Short problem -> Report the number of lines in the entries below that include the word "content", and nothing else.

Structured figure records
- - - - -

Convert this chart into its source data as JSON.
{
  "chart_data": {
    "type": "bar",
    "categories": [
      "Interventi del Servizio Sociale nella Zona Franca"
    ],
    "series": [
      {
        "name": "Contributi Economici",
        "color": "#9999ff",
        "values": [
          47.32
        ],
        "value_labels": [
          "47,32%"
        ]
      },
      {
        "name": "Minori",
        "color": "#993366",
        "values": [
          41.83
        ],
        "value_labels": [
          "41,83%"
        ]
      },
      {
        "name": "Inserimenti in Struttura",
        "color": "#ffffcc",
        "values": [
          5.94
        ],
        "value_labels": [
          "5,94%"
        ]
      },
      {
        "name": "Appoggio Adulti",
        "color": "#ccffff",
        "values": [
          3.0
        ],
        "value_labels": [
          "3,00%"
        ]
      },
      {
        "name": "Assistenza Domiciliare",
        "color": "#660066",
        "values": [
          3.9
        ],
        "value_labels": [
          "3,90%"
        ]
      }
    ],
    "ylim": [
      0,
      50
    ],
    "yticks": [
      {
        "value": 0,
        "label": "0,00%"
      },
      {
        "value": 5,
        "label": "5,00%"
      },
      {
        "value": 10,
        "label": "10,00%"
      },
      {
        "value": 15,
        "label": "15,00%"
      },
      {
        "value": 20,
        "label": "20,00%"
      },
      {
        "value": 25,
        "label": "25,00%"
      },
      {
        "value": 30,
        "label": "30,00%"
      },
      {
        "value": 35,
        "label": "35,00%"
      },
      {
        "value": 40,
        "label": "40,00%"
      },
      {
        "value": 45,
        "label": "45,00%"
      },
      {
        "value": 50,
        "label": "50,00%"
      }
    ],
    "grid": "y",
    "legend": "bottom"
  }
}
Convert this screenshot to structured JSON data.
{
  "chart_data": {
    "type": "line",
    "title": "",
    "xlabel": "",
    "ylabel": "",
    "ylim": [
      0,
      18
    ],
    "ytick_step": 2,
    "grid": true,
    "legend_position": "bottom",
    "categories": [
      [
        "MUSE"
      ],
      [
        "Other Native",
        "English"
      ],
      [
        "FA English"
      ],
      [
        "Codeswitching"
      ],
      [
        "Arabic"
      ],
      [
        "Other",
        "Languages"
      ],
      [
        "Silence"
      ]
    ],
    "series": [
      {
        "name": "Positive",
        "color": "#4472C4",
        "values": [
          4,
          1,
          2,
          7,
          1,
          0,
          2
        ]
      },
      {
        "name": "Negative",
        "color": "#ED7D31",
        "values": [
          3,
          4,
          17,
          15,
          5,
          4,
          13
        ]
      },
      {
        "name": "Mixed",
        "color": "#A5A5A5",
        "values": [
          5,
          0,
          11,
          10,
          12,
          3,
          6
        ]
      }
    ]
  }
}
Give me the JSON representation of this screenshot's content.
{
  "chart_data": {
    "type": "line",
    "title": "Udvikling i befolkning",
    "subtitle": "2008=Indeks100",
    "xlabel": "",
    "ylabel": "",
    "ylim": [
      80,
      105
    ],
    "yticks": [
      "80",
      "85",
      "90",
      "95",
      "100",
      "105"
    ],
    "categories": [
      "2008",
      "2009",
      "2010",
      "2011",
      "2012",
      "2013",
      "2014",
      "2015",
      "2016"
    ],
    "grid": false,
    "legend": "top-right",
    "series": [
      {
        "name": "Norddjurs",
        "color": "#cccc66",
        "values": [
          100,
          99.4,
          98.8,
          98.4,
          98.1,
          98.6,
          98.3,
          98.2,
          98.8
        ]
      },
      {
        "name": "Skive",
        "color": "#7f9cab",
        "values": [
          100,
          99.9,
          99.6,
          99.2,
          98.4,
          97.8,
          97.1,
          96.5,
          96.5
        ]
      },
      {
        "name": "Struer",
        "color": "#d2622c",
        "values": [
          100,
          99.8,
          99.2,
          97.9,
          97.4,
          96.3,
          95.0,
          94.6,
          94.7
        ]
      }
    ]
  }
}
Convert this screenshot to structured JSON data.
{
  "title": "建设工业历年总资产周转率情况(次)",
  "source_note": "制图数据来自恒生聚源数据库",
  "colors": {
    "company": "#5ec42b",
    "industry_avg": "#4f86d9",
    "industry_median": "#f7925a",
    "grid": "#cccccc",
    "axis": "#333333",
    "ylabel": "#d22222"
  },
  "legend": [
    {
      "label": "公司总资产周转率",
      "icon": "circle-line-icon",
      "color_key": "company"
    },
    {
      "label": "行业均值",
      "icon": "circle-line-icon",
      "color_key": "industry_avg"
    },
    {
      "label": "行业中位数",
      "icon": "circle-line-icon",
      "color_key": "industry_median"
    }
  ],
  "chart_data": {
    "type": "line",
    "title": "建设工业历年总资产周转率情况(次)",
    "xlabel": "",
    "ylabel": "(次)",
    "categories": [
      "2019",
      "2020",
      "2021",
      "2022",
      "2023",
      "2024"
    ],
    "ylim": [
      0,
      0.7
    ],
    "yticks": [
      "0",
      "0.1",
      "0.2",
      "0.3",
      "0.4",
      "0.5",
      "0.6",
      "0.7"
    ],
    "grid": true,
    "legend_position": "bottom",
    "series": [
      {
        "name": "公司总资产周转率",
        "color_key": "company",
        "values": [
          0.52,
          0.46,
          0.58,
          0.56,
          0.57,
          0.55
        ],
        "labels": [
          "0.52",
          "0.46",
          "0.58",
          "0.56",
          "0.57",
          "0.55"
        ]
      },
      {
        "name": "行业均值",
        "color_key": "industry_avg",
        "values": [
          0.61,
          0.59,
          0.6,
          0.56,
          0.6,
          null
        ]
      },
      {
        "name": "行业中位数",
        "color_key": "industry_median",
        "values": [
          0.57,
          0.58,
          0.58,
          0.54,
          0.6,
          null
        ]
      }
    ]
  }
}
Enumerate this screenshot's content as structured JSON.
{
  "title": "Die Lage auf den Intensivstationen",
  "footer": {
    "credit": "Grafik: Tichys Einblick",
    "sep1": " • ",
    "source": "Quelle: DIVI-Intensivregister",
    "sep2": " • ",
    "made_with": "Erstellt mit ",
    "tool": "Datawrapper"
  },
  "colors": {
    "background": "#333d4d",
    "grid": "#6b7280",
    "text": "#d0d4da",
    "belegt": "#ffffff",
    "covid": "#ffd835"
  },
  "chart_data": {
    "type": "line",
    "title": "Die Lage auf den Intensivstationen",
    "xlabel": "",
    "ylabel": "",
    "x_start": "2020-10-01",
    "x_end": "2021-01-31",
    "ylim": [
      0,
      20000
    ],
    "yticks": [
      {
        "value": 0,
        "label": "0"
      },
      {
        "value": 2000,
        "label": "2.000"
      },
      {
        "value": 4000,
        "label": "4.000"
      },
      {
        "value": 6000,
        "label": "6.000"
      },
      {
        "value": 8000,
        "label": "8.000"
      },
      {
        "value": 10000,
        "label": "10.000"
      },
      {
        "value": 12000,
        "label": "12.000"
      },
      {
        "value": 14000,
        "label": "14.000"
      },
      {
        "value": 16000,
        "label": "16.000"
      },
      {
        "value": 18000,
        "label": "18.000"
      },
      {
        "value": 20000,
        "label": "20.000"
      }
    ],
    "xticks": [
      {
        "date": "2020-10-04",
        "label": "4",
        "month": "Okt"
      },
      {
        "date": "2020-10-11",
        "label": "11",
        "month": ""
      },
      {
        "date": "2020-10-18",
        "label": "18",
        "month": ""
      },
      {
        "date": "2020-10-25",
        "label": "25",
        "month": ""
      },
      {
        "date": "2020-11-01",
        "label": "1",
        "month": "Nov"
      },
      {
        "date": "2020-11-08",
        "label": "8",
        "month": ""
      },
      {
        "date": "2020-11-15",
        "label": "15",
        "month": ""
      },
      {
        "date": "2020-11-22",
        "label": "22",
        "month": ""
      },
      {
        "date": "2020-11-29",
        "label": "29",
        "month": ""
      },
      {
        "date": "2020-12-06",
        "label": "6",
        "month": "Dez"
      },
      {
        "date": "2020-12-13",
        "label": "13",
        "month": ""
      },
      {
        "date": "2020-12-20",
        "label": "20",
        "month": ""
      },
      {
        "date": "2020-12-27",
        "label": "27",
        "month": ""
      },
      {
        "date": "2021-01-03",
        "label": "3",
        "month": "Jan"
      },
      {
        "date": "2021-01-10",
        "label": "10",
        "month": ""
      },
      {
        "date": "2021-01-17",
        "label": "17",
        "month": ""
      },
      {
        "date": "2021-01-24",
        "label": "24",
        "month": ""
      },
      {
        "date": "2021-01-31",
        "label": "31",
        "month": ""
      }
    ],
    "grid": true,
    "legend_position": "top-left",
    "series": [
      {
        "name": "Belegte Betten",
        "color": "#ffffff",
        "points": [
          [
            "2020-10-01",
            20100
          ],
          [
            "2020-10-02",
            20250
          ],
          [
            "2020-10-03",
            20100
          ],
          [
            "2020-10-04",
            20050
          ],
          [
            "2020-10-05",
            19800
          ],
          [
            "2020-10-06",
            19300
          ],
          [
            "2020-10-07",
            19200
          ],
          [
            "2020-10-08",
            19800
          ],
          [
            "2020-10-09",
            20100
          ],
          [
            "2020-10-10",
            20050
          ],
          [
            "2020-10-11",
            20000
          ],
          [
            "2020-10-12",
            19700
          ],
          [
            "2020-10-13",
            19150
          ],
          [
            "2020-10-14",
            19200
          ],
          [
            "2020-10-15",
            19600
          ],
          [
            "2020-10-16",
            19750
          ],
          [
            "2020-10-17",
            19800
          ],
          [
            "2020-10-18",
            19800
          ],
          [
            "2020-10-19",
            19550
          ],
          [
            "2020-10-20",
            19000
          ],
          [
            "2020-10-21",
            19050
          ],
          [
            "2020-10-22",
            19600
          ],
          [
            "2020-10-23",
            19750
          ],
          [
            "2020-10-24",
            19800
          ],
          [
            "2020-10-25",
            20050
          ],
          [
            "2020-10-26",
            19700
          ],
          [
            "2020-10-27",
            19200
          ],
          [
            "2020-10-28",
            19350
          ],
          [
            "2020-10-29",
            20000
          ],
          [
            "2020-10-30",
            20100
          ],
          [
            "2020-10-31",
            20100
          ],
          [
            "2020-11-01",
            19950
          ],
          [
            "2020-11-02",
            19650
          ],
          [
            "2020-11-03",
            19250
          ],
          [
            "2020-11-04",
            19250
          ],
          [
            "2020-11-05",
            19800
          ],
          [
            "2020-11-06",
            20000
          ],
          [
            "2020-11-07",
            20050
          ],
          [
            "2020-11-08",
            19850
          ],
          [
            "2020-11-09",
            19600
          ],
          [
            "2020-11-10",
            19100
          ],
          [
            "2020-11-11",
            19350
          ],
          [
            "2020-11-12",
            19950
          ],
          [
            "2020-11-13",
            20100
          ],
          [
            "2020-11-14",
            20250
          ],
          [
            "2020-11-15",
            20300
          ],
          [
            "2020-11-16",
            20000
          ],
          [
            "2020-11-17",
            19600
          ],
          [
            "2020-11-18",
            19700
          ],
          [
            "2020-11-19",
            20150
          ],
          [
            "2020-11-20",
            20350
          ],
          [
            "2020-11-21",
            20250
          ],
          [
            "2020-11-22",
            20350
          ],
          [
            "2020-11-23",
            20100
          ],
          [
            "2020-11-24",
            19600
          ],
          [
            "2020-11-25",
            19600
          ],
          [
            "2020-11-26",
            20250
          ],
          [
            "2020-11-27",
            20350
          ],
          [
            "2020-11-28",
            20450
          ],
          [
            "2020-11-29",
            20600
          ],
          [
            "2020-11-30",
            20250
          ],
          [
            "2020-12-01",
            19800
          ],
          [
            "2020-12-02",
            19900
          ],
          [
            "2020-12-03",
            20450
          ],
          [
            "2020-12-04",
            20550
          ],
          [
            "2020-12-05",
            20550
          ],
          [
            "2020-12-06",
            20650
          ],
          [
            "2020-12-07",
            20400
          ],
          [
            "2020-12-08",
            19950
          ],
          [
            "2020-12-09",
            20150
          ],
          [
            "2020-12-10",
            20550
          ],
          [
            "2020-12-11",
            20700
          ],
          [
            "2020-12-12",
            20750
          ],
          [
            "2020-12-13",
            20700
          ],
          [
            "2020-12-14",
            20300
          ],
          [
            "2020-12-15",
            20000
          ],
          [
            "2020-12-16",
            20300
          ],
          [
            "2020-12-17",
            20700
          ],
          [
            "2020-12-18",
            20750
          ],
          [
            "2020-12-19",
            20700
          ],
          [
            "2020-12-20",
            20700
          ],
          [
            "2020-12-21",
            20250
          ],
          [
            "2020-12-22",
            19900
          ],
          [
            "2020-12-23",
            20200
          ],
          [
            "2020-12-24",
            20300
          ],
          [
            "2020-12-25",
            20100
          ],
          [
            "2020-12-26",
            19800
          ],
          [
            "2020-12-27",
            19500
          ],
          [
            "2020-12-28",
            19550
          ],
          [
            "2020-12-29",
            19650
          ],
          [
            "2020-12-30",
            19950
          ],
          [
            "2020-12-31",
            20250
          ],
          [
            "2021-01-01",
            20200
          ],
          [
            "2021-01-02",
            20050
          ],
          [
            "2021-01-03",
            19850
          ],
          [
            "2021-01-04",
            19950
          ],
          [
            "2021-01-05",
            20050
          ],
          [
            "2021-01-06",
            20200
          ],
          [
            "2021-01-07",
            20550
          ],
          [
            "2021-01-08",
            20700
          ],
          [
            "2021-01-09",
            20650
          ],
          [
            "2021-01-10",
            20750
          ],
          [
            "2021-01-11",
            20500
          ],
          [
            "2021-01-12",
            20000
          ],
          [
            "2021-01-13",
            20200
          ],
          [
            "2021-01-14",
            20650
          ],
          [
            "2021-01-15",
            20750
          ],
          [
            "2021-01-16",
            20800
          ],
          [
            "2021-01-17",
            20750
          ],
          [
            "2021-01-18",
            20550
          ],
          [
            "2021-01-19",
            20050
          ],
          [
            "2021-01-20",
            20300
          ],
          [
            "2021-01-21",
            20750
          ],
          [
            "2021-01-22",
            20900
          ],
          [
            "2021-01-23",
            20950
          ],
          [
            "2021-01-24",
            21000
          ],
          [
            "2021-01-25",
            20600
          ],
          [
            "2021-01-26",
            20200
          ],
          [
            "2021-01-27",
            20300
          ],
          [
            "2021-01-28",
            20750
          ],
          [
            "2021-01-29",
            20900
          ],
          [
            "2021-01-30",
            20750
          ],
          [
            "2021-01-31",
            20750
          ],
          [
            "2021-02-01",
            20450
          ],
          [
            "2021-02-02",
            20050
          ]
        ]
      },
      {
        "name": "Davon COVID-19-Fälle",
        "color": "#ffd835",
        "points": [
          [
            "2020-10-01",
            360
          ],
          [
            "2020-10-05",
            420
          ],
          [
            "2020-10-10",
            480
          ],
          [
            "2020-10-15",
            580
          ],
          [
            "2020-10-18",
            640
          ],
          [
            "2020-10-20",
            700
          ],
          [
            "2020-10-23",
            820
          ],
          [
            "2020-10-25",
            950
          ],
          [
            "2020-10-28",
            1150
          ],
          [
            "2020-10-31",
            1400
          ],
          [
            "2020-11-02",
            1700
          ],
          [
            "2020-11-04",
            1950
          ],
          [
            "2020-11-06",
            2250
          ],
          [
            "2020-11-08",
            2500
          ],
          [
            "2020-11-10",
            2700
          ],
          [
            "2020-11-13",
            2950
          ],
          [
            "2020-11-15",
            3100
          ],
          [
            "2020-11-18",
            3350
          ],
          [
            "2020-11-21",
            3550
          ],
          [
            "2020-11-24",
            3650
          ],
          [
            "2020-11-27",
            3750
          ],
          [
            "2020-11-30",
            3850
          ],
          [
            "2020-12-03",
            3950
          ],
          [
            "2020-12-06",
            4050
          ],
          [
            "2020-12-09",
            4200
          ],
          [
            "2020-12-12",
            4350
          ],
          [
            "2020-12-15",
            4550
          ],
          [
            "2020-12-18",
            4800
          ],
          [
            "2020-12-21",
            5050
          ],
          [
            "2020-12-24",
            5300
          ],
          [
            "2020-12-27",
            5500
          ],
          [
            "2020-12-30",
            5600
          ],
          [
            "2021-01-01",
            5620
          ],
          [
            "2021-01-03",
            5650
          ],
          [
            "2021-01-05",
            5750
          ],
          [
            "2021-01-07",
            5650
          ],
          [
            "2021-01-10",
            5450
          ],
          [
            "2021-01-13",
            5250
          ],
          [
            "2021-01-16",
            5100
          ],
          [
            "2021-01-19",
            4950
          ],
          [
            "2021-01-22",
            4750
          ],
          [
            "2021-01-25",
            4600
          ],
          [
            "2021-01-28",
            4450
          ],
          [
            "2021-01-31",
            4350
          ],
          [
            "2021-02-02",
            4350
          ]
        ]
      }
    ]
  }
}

- - - - -

Expected output -> 2